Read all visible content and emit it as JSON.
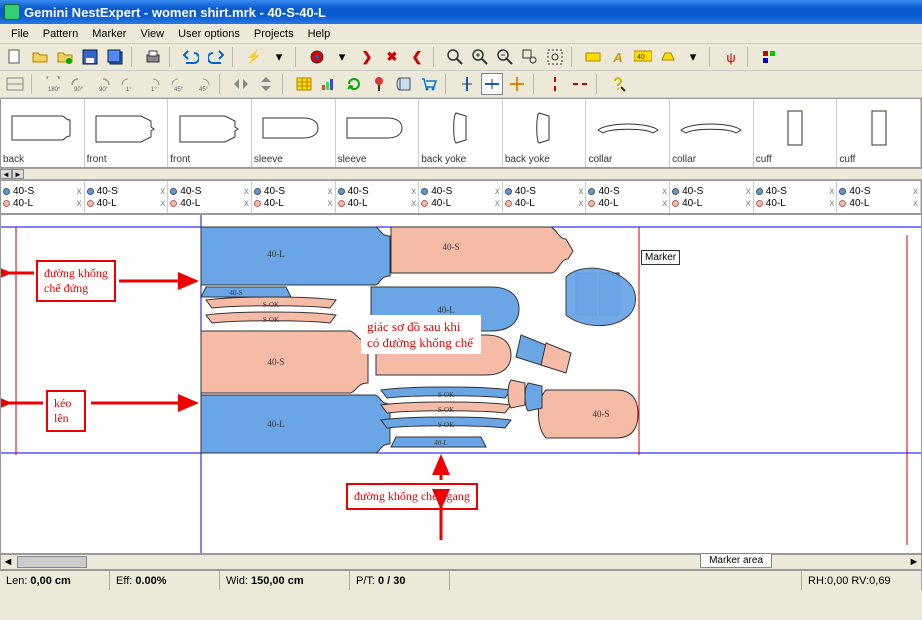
{
  "title": "Gemini NestExpert - women shirt.mrk - 40-S-40-L",
  "menu": [
    "File",
    "Pattern",
    "Marker",
    "View",
    "User options",
    "Projects",
    "Help"
  ],
  "pieces": [
    {
      "label": "back"
    },
    {
      "label": "front"
    },
    {
      "label": "front"
    },
    {
      "label": "sleeve"
    },
    {
      "label": "sleeve"
    },
    {
      "label": "back yoke"
    },
    {
      "label": "back yoke"
    },
    {
      "label": "collar"
    },
    {
      "label": "collar"
    },
    {
      "label": "cuff"
    },
    {
      "label": "cuff"
    }
  ],
  "sizes": {
    "s": "40-S",
    "l": "40-L",
    "x": "x"
  },
  "marker_label": "Marker",
  "scrolltab_label": "Marker area",
  "annotations": {
    "vert_line": "đường khống chế đứng",
    "pull_up": "kéo lên",
    "after": "giác sơ đồ sau khi có đường khống chế",
    "horiz_line": "đường khống chế ngang"
  },
  "piece_names": {
    "s": "40-S",
    "l": "40-L",
    "sok": "S-OK"
  },
  "status": {
    "len_label": "Len:",
    "len_val": "0,00 cm",
    "eff_label": "Eff:",
    "eff_val": "0.00%",
    "wid_label": "Wid:",
    "wid_val": "150,00 cm",
    "pt_label": "P/T:",
    "pt_val": "0 / 30",
    "rh": "RH:0,00 RV:0,69"
  }
}
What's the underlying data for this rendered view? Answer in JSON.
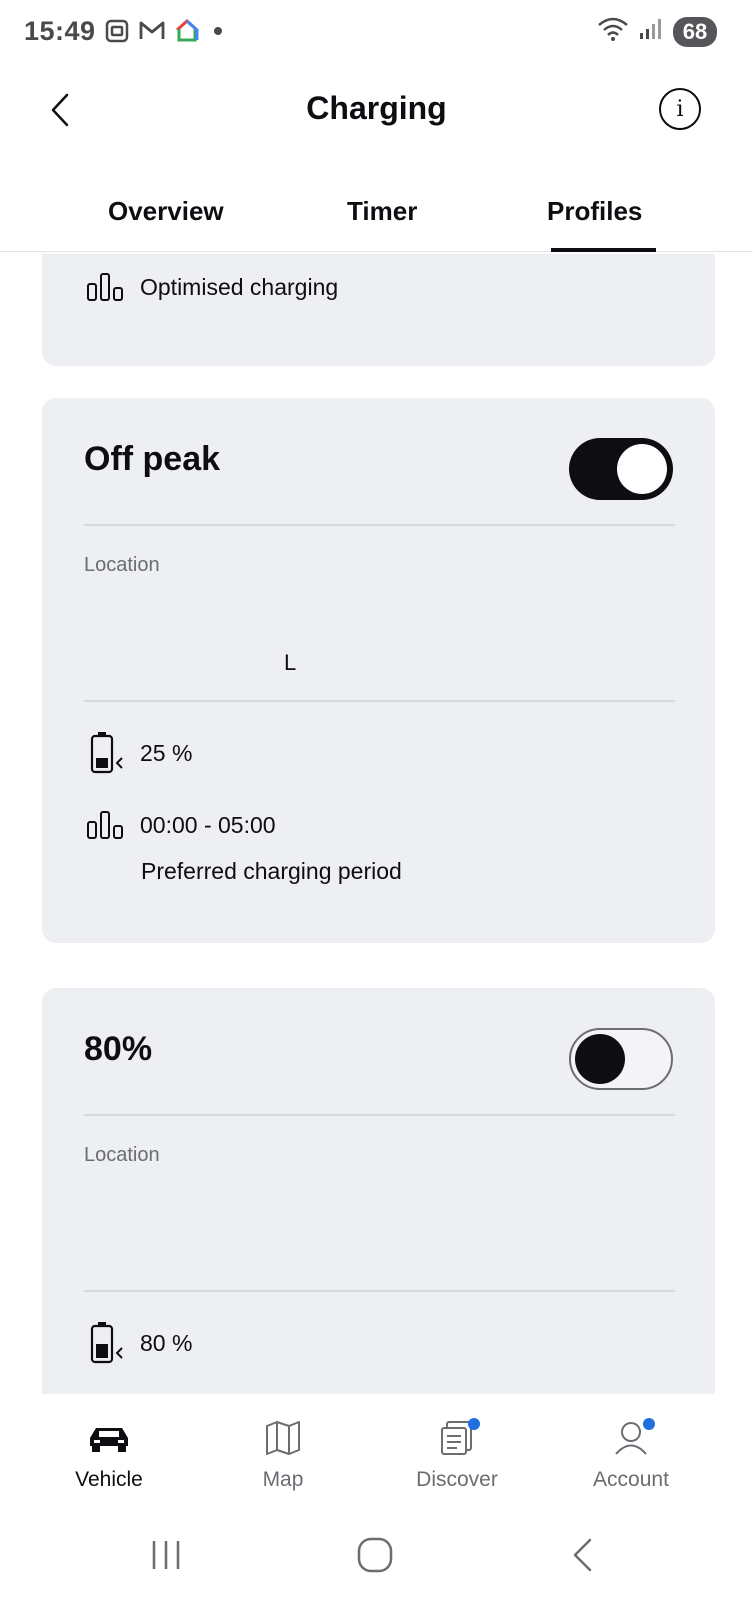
{
  "status_bar": {
    "time": "15:49",
    "battery": "68",
    "left_icons": [
      "screenshot-icon",
      "gmail-icon",
      "google-home-icon",
      "dot-icon"
    ],
    "right_icons": [
      "wifi-icon",
      "signal-icon"
    ]
  },
  "header": {
    "title": "Charging",
    "back_icon": "chevron-left-icon",
    "info_label": "i"
  },
  "tabs": [
    {
      "label": "Overview",
      "active": false
    },
    {
      "label": "Timer",
      "active": false
    },
    {
      "label": "Profiles",
      "active": true
    }
  ],
  "cards": {
    "top": {
      "mode_text": "Optimised charging"
    },
    "off_peak": {
      "title": "Off peak",
      "enabled": true,
      "location_label": "Location",
      "location_value": "L",
      "min_charge": "25 %",
      "period": "00:00 - 05:00",
      "period_label": "Preferred charging period"
    },
    "p80": {
      "title": "80%",
      "enabled": false,
      "location_label": "Location",
      "min_charge": "80 %"
    }
  },
  "bottom_nav": [
    {
      "label": "Vehicle",
      "icon": "car-icon",
      "active": true,
      "badge": false
    },
    {
      "label": "Map",
      "icon": "map-icon",
      "active": false,
      "badge": false
    },
    {
      "label": "Discover",
      "icon": "news-icon",
      "active": false,
      "badge": true
    },
    {
      "label": "Account",
      "icon": "person-icon",
      "active": false,
      "badge": true
    }
  ],
  "colors": {
    "card_bg": "#eeeff2",
    "text": "#0e0e12",
    "muted": "#6b6d72",
    "badge": "#1f6fe0"
  }
}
******************************
## Exercise goal
The material above holds pictures; copy everything else in it exactly.

## Solution to this problem
Read all visible content and emit it as JSON.
{
  "title": "Gemini NestExpert - women shirt.mrk - 40-S-40-L",
  "menu": [
    "File",
    "Pattern",
    "Marker",
    "View",
    "User options",
    "Projects",
    "Help"
  ],
  "pieces": [
    {
      "label": "back"
    },
    {
      "label": "front"
    },
    {
      "label": "front"
    },
    {
      "label": "sleeve"
    },
    {
      "label": "sleeve"
    },
    {
      "label": "back yoke"
    },
    {
      "label": "back yoke"
    },
    {
      "label": "collar"
    },
    {
      "label": "collar"
    },
    {
      "label": "cuff"
    },
    {
      "label": "cuff"
    }
  ],
  "sizes": {
    "s": "40-S",
    "l": "40-L",
    "x": "x"
  },
  "marker_label": "Marker",
  "scrolltab_label": "Marker area",
  "annotations": {
    "vert_line": "đường khống chế đứng",
    "pull_up": "kéo lên",
    "after": "giác sơ đồ sau khi có đường khống chế",
    "horiz_line": "đường khống chế ngang"
  },
  "piece_names": {
    "s": "40-S",
    "l": "40-L",
    "sok": "S-OK"
  },
  "status": {
    "len_label": "Len:",
    "len_val": "0,00 cm",
    "eff_label": "Eff:",
    "eff_val": "0.00%",
    "wid_label": "Wid:",
    "wid_val": "150,00 cm",
    "pt_label": "P/T:",
    "pt_val": "0 / 30",
    "rh": "RH:0,00 RV:0,69"
  }
}
What's the underlying data for this rendered view? Answer in JSON.
{
  "status_bar": {
    "time": "15:49",
    "battery": "68",
    "left_icons": [
      "screenshot-icon",
      "gmail-icon",
      "google-home-icon",
      "dot-icon"
    ],
    "right_icons": [
      "wifi-icon",
      "signal-icon"
    ]
  },
  "header": {
    "title": "Charging",
    "back_icon": "chevron-left-icon",
    "info_label": "i"
  },
  "tabs": [
    {
      "label": "Overview",
      "active": false
    },
    {
      "label": "Timer",
      "active": false
    },
    {
      "label": "Profiles",
      "active": true
    }
  ],
  "cards": {
    "top": {
      "mode_text": "Optimised charging"
    },
    "off_peak": {
      "title": "Off peak",
      "enabled": true,
      "location_label": "Location",
      "location_value": "L",
      "min_charge": "25 %",
      "period": "00:00 - 05:00",
      "period_label": "Preferred charging period"
    },
    "p80": {
      "title": "80%",
      "enabled": false,
      "location_label": "Location",
      "min_charge": "80 %"
    }
  },
  "bottom_nav": [
    {
      "label": "Vehicle",
      "icon": "car-icon",
      "active": true,
      "badge": false
    },
    {
      "label": "Map",
      "icon": "map-icon",
      "active": false,
      "badge": false
    },
    {
      "label": "Discover",
      "icon": "news-icon",
      "active": false,
      "badge": true
    },
    {
      "label": "Account",
      "icon": "person-icon",
      "active": false,
      "badge": true
    }
  ],
  "colors": {
    "card_bg": "#eeeff2",
    "text": "#0e0e12",
    "muted": "#6b6d72",
    "badge": "#1f6fe0"
  }
}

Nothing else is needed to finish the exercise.